» **The problem**
Copy out each of the lines below word for word, in the same order.

» **Supplied information**
┄┄┄┄┄┄
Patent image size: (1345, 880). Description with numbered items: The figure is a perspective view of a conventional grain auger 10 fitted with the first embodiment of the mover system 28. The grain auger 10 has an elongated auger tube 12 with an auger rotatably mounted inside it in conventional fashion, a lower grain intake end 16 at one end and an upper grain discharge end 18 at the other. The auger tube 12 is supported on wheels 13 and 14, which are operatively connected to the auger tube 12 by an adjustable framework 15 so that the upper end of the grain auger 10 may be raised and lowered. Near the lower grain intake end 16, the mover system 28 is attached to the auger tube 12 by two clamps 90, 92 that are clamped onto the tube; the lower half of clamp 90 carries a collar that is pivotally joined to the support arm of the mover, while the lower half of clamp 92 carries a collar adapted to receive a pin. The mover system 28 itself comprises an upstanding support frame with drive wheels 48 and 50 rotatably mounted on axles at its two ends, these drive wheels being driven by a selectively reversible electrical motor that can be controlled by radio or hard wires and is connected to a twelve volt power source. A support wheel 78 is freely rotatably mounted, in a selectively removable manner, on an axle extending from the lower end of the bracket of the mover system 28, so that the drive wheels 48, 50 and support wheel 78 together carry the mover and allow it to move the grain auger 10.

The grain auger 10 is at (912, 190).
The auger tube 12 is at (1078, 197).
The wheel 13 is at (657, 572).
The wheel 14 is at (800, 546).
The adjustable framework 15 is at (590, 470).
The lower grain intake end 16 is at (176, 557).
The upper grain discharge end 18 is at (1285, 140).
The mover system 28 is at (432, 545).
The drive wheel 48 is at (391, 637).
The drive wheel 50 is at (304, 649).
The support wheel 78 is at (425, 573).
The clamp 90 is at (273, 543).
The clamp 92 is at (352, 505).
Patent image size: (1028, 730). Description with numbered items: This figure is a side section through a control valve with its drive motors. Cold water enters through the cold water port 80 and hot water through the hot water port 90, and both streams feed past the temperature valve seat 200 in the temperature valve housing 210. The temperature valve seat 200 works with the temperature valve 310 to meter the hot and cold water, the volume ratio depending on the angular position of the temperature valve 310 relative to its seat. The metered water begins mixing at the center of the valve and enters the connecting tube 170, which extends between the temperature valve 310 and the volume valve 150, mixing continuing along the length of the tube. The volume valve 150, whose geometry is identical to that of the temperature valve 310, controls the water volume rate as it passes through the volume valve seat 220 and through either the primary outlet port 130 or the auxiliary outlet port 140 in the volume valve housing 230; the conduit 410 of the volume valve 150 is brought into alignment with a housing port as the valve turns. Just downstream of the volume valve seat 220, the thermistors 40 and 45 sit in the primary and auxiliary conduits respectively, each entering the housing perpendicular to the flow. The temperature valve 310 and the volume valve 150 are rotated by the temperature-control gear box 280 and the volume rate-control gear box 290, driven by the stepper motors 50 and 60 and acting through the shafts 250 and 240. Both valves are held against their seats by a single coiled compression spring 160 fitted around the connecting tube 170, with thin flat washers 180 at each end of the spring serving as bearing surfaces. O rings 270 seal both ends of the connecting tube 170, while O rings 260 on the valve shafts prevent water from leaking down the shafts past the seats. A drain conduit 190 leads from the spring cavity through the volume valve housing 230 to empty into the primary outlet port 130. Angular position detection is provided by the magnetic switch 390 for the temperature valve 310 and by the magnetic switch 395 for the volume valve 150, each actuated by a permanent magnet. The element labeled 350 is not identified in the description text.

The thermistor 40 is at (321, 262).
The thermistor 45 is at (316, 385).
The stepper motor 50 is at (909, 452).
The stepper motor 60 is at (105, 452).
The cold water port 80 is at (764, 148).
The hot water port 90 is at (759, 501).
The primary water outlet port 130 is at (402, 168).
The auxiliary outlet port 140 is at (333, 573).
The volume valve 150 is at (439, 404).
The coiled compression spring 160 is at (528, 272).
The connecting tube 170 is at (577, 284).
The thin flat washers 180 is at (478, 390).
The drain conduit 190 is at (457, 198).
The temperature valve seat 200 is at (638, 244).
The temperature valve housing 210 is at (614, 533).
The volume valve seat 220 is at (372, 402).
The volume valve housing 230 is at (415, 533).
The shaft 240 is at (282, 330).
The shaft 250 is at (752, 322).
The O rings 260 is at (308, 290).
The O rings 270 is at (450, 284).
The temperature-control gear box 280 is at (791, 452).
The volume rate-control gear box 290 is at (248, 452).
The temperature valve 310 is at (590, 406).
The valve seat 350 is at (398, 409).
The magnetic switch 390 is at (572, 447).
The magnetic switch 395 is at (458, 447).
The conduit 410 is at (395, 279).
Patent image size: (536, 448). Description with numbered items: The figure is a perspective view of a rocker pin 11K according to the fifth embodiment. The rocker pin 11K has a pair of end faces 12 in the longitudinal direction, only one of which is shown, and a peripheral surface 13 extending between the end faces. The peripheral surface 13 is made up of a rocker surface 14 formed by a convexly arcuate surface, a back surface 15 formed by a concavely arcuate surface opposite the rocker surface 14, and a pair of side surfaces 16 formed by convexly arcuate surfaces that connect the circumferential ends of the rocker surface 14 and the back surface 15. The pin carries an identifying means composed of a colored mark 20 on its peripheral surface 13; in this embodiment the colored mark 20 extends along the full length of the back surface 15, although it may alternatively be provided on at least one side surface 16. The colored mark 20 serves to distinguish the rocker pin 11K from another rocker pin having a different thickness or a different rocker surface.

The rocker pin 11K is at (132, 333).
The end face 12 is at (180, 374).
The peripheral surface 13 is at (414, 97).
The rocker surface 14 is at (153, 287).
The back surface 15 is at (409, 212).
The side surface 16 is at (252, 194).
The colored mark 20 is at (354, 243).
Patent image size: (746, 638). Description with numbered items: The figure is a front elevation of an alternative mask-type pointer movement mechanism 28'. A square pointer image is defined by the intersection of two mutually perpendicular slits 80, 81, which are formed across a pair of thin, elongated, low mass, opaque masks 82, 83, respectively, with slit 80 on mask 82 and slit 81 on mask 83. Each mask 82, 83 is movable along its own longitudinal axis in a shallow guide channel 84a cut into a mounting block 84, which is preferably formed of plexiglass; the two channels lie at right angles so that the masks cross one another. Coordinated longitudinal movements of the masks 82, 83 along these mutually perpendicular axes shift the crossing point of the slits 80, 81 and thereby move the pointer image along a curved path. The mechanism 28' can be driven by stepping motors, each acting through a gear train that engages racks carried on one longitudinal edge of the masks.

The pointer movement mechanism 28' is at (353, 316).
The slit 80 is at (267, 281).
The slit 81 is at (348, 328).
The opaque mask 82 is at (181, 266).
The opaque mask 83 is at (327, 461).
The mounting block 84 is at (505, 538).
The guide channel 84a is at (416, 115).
┄┄┄┄┄┄
» **Output for this task**
Patent image size: (1345, 880). Description with numbered items: The figure is a perspective view of a conventional grain auger 10 fitted with the first embodiment of the mover system 28. The grain auger 10 has an elongated auger tube 12 with an auger rotatably mounted inside it in conventional fashion, a lower grain intake end 16 at one end and an upper grain discharge end 18 at the other. The auger tube 12 is supported on wheels 13 and 14, which are operatively connected to the auger tube 12 by an adjustable framework 15 so that the upper end of the grain auger 10 may be raised and lowered. Near the lower grain intake end 16, the mover system 28 is attached to the auger tube 12 by two clamps 90, 92 that are clamped onto the tube; the lower half of clamp 90 carries a collar that is pivotally joined to the support arm of the mover, while the lower half of clamp 92 carries a collar adapted to receive a pin. The mover system 28 itself comprises an upstanding support frame with drive wheels 48 and 50 rotatably mounted on axles at its two ends, these drive wheels being driven by a selectively reversible electrical motor that can be controlled by radio or hard wires and is connected to a twelve volt power source. A support wheel 78 is freely rotatably mounted, in a selectively removable manner, on an axle extending from the lower end of the bracket of the mover system 28, so that the drive wheels 48, 50 and support wheel 78 together carry the mover and allow it to move the grain auger 10.

The grain auger 10 is at (912, 190).
The auger tube 12 is at (1078, 197).
The wheel 13 is at (657, 572).
The wheel 14 is at (800, 546).
The adjustable framework 15 is at (590, 470).
The lower grain intake end 16 is at (176, 557).
The upper grain discharge end 18 is at (1285, 140).
The mover system 28 is at (432, 545).
The drive wheel 48 is at (391, 637).
The drive wheel 50 is at (304, 649).
The support wheel 78 is at (425, 573).
The clamp 90 is at (273, 543).
The clamp 92 is at (352, 505).
Patent image size: (1028, 730). Description with numbered items: This figure is a side section through a control valve with its drive motors. Cold water enters through the cold water port 80 and hot water through the hot water port 90, and both streams feed past the temperature valve seat 200 in the temperature valve housing 210. The temperature valve seat 200 works with the temperature valve 310 to meter the hot and cold water, the volume ratio depending on the angular position of the temperature valve 310 relative to its seat. The metered water begins mixing at the center of the valve and enters the connecting tube 170, which extends between the temperature valve 310 and the volume valve 150, mixing continuing along the length of the tube. The volume valve 150, whose geometry is identical to that of the temperature valve 310, controls the water volume rate as it passes through the volume valve seat 220 and through either the primary outlet port 130 or the auxiliary outlet port 140 in the volume valve housing 230; the conduit 410 of the volume valve 150 is brought into alignment with a housing port as the valve turns. Just downstream of the volume valve seat 220, the thermistors 40 and 45 sit in the primary and auxiliary conduits respectively, each entering the housing perpendicular to the flow. The temperature valve 310 and the volume valve 150 are rotated by the temperature-control gear box 280 and the volume rate-control gear box 290, driven by the stepper motors 50 and 60 and acting through the shafts 250 and 240. Both valves are held against their seats by a single coiled compression spring 160 fitted around the connecting tube 170, with thin flat washers 180 at each end of the spring serving as bearing surfaces. O rings 270 seal both ends of the connecting tube 170, while O rings 260 on the valve shafts prevent water from leaking down the shafts past the seats. A drain conduit 190 leads from the spring cavity through the volume valve housing 230 to empty into the primary outlet port 130. Angular position detection is provided by the magnetic switch 390 for the temperature valve 310 and by the magnetic switch 395 for the volume valve 150, each actuated by a permanent magnet. The element labeled 350 is not identified in the description text.

The thermistor 40 is at (321, 262).
The thermistor 45 is at (316, 385).
The stepper motor 50 is at (909, 452).
The stepper motor 60 is at (105, 452).
The cold water port 80 is at (764, 148).
The hot water port 90 is at (759, 501).
The primary water outlet port 130 is at (402, 168).
The auxiliary outlet port 140 is at (333, 573).
The volume valve 150 is at (439, 404).
The coiled compression spring 160 is at (528, 272).
The connecting tube 170 is at (577, 284).
The thin flat washers 180 is at (478, 390).
The drain conduit 190 is at (457, 198).
The temperature valve seat 200 is at (638, 244).
The temperature valve housing 210 is at (614, 533).
The volume valve seat 220 is at (372, 402).
The volume valve housing 230 is at (415, 533).
The shaft 240 is at (282, 330).
The shaft 250 is at (752, 322).
The O rings 260 is at (308, 290).
The O rings 270 is at (450, 284).
The temperature-control gear box 280 is at (791, 452).
The volume rate-control gear box 290 is at (248, 452).
The temperature valve 310 is at (590, 406).
The valve seat 350 is at (398, 409).
The magnetic switch 390 is at (572, 447).
The magnetic switch 395 is at (458, 447).
The conduit 410 is at (395, 279).
Patent image size: (536, 448). Description with numbered items: The figure is a perspective view of a rocker pin 11K according to the fifth embodiment. The rocker pin 11K has a pair of end faces 12 in the longitudinal direction, only one of which is shown, and a peripheral surface 13 extending between the end faces. The peripheral surface 13 is made up of a rocker surface 14 formed by a convexly arcuate surface, a back surface 15 formed by a concavely arcuate surface opposite the rocker surface 14, and a pair of side surfaces 16 formed by convexly arcuate surfaces that connect the circumferential ends of the rocker surface 14 and the back surface 15. The pin carries an identifying means composed of a colored mark 20 on its peripheral surface 13; in this embodiment the colored mark 20 extends along the full length of the back surface 15, although it may alternatively be provided on at least one side surface 16. The colored mark 20 serves to distinguish the rocker pin 11K from another rocker pin having a different thickness or a different rocker surface.

The rocker pin 11K is at (132, 333).
The end face 12 is at (180, 374).
The peripheral surface 13 is at (414, 97).
The rocker surface 14 is at (153, 287).
The back surface 15 is at (409, 212).
The side surface 16 is at (252, 194).
The colored mark 20 is at (354, 243).
Patent image size: (746, 638). Description with numbered items: The figure is a front elevation of an alternative mask-type pointer movement mechanism 28'. A square pointer image is defined by the intersection of two mutually perpendicular slits 80, 81, which are formed across a pair of thin, elongated, low mass, opaque masks 82, 83, respectively, with slit 80 on mask 82 and slit 81 on mask 83. Each mask 82, 83 is movable along its own longitudinal axis in a shallow guide channel 84a cut into a mounting block 84, which is preferably formed of plexiglass; the two channels lie at right angles so that the masks cross one another. Coordinated longitudinal movements of the masks 82, 83 along these mutually perpendicular axes shift the crossing point of the slits 80, 81 and thereby move the pointer image along a curved path. The mechanism 28' can be driven by stepping motors, each acting through a gear train that engages racks carried on one longitudinal edge of the masks.

The pointer movement mechanism 28' is at (353, 316).
The slit 80 is at (267, 281).
The slit 81 is at (348, 328).
The opaque mask 82 is at (181, 266).
The opaque mask 83 is at (327, 461).
The mounting block 84 is at (505, 538).
The guide channel 84a is at (416, 115).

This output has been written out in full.